▶ WHAT YOU WILL DO
Using the passage, decide whether each statement agrees with it, answering yes or no and quoting the words that decide it: 1. The authors say NURBS can exactly represent a simple sine curve. 2. The reviewer raised the score partly because of an added baseline experiment. 3. The authors agree that neural operators based on NURBS or Bézier curves remain an open research direction.

▶ PASSAGE

####################

How does the full cost of FuncAirGen compare to a classical method using e.g. NURBS? What is the advantage of FuncAirGen? Are there failure cases of classical methods that it can fix? Are there failure cases of FuncAirGen?
The paper makes the point that FuncAirGen enables superresolution with smooth, arbitrary resolution shapes. Is this smoothness not a direct consequence of the FNO backbone, which approximates the data with a finite Fourier representation of the signal (geometric curve)? Is the size of the FNO sum a limit/upper bound of FuncGenFoil similar to parametric-model-based methods?
Why use a FNO backbone instead of typical INRs like SIREN? The paper mentions it is possible in principle, but does not elaborate on this choice further. FNOs are not commonly used in neural geometry processing literature.

局限性

See Weaknesses/Questions

最终评判理由

The main reason for me raising the score are the data range table which shows when the model breaks and the added baseline experiment.

格式问题

作者回复

2025-07-30

Thanks for your valuable feedback and thoughtful suggestions!

We address your questions and concerns in detail, and hope these responses help clarify our work.

(a) The limitation of classical methods is not really explained; it is just said that picking certain function families limits the design space. But how strong of a limitation is this in practice? (b) Furthermore, neural networks are not random functions [2]. So there is also a clear bias in the shapes/geometries neural networks will learn, depending on the architecture, activation functions, etc, which is well explored in the neural implicit shape and geometry processing literature. We are simply using a different class of function family, but to me it is not clear what underlying problem the authors are trying to solve with this. It looks like just applying a different function class to the problem. I would ask for clarification from the authors on this point.

For question (a):

Selecting specific function families, such as NURBS, inherently limits expressiveness, as they cannot exactly represent all smooth functions (e.g., a simple sine curve), and increasing the number of control points adds significant complexity. In practice, such representations restrict the ability to fully explore the design potential of airfoils. Moreover, aerodynamic performance is highly sensitive to curvature and higher-order smoothness, especially in high Reynolds number flows. From a design perspective, it is therefore advantageous to unlock the full functional design space. The function-space generative model we proposed can represent airfoils both as point sets and continuous functions at infinite resolution.

For question (b):

Regarding the use of the Fourier neural operator instead of NURBS: as you suggested, this is indeed a choice of a different function class. Our motivation for this choice is that Fourier transforms offer theoretical elegance, as they allow us to operate in the spectral domain and recover functions via inverse transforms with minimal loss, leveraging efficient modern computational algorithms. The Fourier neural operator is also supported by theoretical guarantees as a general function approximator [1], making it a suitable and principled choice for our purposes. We agree that the exploration of alternative neural operators—potentially based on NURBS or Bézier curve —remains an open and interesting research direction.

####################

▶ DATA EXCERPT
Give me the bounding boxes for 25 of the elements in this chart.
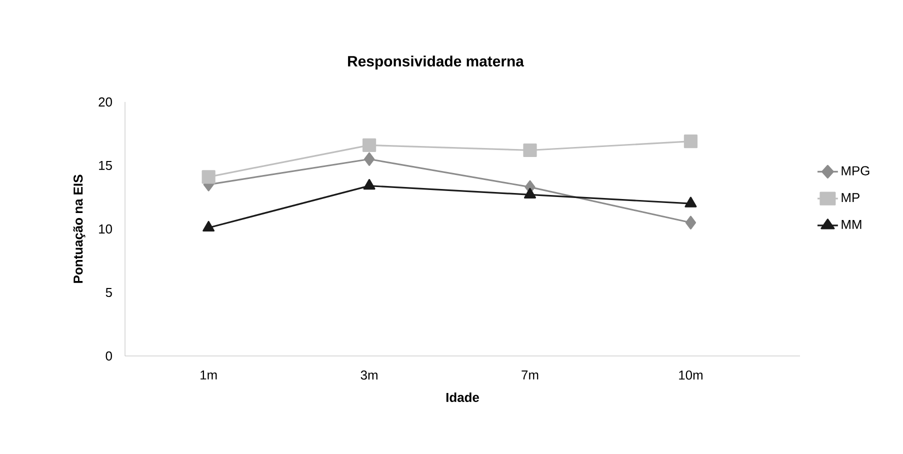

####################

▶ OUTPUT
1. No: "they cannot exactly represent all smooth functions (e.g., a simple sine curve)"
2. Yes: "The main reason for me raising the score are the data range table which shows when the model breaks and the added baseline experiment."
3. Yes: "We agree that the exploration of alternative neural operators—potentially based on NURBS or Bézier curve —remains an open and interesting research direction."